Given request:
Transcribe every line of the records verbatim.

Records contained in a dataset
--- Begin ---

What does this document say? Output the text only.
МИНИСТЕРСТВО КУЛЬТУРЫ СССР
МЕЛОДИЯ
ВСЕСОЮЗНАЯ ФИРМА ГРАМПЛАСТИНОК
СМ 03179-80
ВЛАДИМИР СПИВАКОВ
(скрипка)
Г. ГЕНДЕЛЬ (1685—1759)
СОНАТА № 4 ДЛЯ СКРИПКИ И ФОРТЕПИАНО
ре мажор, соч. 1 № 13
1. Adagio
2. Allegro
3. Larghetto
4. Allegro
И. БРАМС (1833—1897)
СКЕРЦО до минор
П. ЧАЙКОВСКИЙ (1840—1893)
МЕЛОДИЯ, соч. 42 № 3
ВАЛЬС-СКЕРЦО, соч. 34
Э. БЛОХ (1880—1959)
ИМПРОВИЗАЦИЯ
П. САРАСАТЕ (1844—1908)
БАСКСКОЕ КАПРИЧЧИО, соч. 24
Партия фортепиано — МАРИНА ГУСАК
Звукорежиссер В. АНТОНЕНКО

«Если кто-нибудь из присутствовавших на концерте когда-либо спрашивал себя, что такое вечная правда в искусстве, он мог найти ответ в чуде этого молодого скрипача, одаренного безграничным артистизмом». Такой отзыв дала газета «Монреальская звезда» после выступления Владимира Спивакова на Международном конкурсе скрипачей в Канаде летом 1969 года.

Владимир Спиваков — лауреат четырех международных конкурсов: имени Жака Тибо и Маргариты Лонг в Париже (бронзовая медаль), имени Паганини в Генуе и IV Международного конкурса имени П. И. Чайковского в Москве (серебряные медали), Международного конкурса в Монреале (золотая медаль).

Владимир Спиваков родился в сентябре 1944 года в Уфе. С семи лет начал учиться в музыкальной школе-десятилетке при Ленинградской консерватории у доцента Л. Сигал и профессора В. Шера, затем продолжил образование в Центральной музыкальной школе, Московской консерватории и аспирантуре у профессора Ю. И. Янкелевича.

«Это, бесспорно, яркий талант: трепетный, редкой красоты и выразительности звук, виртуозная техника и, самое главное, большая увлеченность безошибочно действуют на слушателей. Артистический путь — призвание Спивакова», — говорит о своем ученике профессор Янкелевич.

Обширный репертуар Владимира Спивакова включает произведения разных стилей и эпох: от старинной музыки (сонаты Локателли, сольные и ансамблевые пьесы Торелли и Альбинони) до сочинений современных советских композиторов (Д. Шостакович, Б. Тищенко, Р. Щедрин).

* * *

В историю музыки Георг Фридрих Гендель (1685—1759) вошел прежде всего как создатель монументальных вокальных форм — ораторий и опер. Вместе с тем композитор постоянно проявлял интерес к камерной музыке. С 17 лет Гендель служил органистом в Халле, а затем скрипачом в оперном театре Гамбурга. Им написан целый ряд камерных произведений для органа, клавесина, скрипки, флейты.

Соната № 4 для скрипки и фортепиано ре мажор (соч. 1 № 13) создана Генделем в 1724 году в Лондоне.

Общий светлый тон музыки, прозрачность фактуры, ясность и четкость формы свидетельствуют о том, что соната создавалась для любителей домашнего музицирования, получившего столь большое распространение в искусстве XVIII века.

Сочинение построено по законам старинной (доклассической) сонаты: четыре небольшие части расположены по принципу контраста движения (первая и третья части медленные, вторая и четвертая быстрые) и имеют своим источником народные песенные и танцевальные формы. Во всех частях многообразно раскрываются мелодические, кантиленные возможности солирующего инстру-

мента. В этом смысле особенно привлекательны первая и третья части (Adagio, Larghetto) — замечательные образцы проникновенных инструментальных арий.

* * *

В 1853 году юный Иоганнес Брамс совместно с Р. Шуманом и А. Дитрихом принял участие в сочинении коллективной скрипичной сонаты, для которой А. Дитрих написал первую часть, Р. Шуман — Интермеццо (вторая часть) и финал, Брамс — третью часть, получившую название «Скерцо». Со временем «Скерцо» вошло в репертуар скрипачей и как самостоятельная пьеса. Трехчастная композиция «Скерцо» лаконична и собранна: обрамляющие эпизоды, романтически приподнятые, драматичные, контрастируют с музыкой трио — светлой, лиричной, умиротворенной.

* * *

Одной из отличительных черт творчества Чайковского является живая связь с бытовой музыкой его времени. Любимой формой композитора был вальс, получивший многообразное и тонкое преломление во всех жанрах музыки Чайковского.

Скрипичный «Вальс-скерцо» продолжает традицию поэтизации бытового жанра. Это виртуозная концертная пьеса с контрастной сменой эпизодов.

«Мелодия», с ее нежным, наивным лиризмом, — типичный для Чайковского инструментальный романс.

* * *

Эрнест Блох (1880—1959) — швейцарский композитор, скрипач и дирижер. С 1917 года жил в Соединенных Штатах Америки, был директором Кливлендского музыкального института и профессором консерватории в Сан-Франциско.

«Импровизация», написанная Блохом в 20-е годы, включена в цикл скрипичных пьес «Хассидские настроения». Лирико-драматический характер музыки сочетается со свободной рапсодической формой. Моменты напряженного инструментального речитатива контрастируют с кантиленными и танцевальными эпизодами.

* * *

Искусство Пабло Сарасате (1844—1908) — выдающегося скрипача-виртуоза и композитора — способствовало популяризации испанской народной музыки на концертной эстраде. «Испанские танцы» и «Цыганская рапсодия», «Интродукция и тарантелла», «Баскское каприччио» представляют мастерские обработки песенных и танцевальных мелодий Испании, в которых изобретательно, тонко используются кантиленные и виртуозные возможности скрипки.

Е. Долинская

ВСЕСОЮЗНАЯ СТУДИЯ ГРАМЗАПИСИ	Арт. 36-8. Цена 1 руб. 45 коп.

--- End ---

Result for this task:
What does this document say? Output the text only.
МИНИСТЕРСТВО КУЛЬТУРЫ СССР
МЕЛОДИЯ
ВСЕСОЮЗНАЯ ФИРМА ГРАМПЛАСТИНОК
СМ 03179-80
ВЛАДИМИР СПИВАКОВ
(скрипка)
Г. ГЕНДЕЛЬ (1685—1759)
СОНАТА № 4 ДЛЯ СКРИПКИ И ФОРТЕПИАНО
ре мажор, соч. 1 № 13
1. Adagio
2. Allegro
3. Larghetto
4. Allegro
И. БРАМС (1833—1897)
СКЕРЦО до минор
П. ЧАЙКОВСКИЙ (1840—1893)
МЕЛОДИЯ, соч. 42 № 3
ВАЛЬС-СКЕРЦО, соч. 34
Э. БЛОХ (1880—1959)
ИМПРОВИЗАЦИЯ
П. САРАСАТЕ (1844—1908)
БАСКСКОЕ КАПРИЧЧИО, соч. 24
Партия фортепиано — МАРИНА ГУСАК
Звукорежиссер В. АНТОНЕНКО

«Если кто-нибудь из присутствовавших на концерте когда-либо спрашивал себя, что такое вечная правда в искусстве, он мог найти ответ в чуде этого молодого скрипача, одаренного безграничным артистизмом». Такой отзыв дала газета «Монреальская звезда» после выступления Владимира Спивакова на Международном конкурсе скрипачей в Канаде летом 1969 года.

Владимир Спиваков — лауреат четырех международных конкурсов: имени Жака Тибо и Маргариты Лонг в Париже (бронзовая медаль), имени Паганини в Генуе и IV Международного конкурса имени П. И. Чайковского в Москве (серебряные медали), Международного конкурса в Монреале (золотая медаль).

Владимир Спиваков родился в сентябре 1944 года в Уфе. С семи лет начал учиться в музыкальной школе-десятилетке при Ленинградской консерватории у доцента Л. Сигал и профессора В. Шера, затем продолжил образование в Центральной музыкальной школе, Московской консерватории и аспирантуре у профессора Ю. И. Янкелевича.

«Это, бесспорно, яркий талант: трепетный, редкой красоты и выразительности звук, виртуозная техника и, самое главное, большая увлеченность безошибочно действуют на слушателей. Артистический путь — призвание Спивакова», — говорит о своем ученике профессор Янкелевич.

Обширный репертуар Владимира Спивакова включает произведения разных стилей и эпох: от старинной музыки (сонаты Локателли, сольные и ансамблевые пьесы Торелли и Альбинони) до сочинений современных советских композиторов (Д. Шостакович, Б. Тищенко, Р. Щедрин).

* * *

В историю музыки Георг Фридрих Гендель (1685—1759) вошел прежде всего как создатель монументальных вокальных форм — ораторий и опер. Вместе с тем композитор постоянно проявлял интерес к камерной музыке. С 17 лет Гендель служил органистом в Халле, а затем скрипачом в оперном театре Гамбурга. Им написан целый ряд камерных произведений для органа, клавесина, скрипки, флейты.

Соната № 4 для скрипки и фортепиано ре мажор (соч. 1 № 13) создана Генделем в 1724 году в Лондоне.

Общий светлый тон музыки, прозрачность фактуры, ясность и четкость формы свидетельствуют о том, что соната создавалась для любителей домашнего музицирования, получившего столь большое распространение в искусстве XVIII века.

Сочинение построено по законам старинной (доклассической) сонаты: четыре небольшие части расположены по принципу контраста движения (первая и третья части медленные, вторая и четвертая быстрые) и имеют своим источником народные песенные и танцевальные формы. Во всех частях многообразно раскрываются мелодические, кантиленные возможности солирующего инстру-

мента. В этом смысле особенно привлекательны первая и третья части (Adagio, Larghetto) — замечательные образцы проникновенных инструментальных арий.

* * *

В 1853 году юный Иоганнес Брамс совместно с Р. Шуманом и А. Дитрихом принял участие в сочинении коллективной скрипичной сонаты, для которой А. Дитрих написал первую часть, Р. Шуман — Интермеццо (вторая часть) и финал, Брамс — третью часть, получившую название «Скерцо». Со временем «Скерцо» вошло в репертуар скрипачей и как самостоятельная пьеса. Трехчастная композиция «Скерцо» лаконична и собранна: обрамляющие эпизоды, романтически приподнятые, драматичные, контрастируют с музыкой трио — светлой, лиричной, умиротворенной.

* * *

Одной из отличительных черт творчества Чайковского является живая связь с бытовой музыкой его времени. Любимой формой композитора был вальс, получивший многообразное и тонкое преломление во всех жанрах музыки Чайковского.

Скрипичный «Вальс-скерцо» продолжает традицию поэтизации бытового жанра. Это виртуозная концертная пьеса с контрастной сменой эпизодов.

«Мелодия», с ее нежным, наивным лиризмом, — типичный для Чайковского инструментальный романс.

* * *

Эрнест Блох (1880—1959) — швейцарский композитор, скрипач и дирижер. С 1917 года жил в Соединенных Штатах Америки, был директором Кливлендского музыкального института и профессором консерватории в Сан-Франциско.

«Импровизация», написанная Блохом в 20-е годы, включена в цикл скрипичных пьес «Хассидские настроения». Лирико-драматический характер музыки сочетается со свободной рапсодической формой. Моменты напряженного инструментального речитатива контрастируют с кантиленными и танцевальными эпизодами.

* * *

Искусство Пабло Сарасате (1844—1908) — выдающегося скрипача-виртуоза и композитора — способствовало популяризации испанской народной музыки на концертной эстраде. «Испанские танцы» и «Цыганская рапсодия», «Интродукция и тарантелла», «Баскское каприччио» представляют мастерские обработки песенных и танцевальных мелодий Испании, в которых изобретательно, тонко используются кантиленные и виртуозные возможности скрипки.

Е. Долинская

ВСЕСОЮЗНАЯ СТУДИЯ ГРАМЗАПИСИ	Арт. 36-8. Цена 1 руб. 45 коп.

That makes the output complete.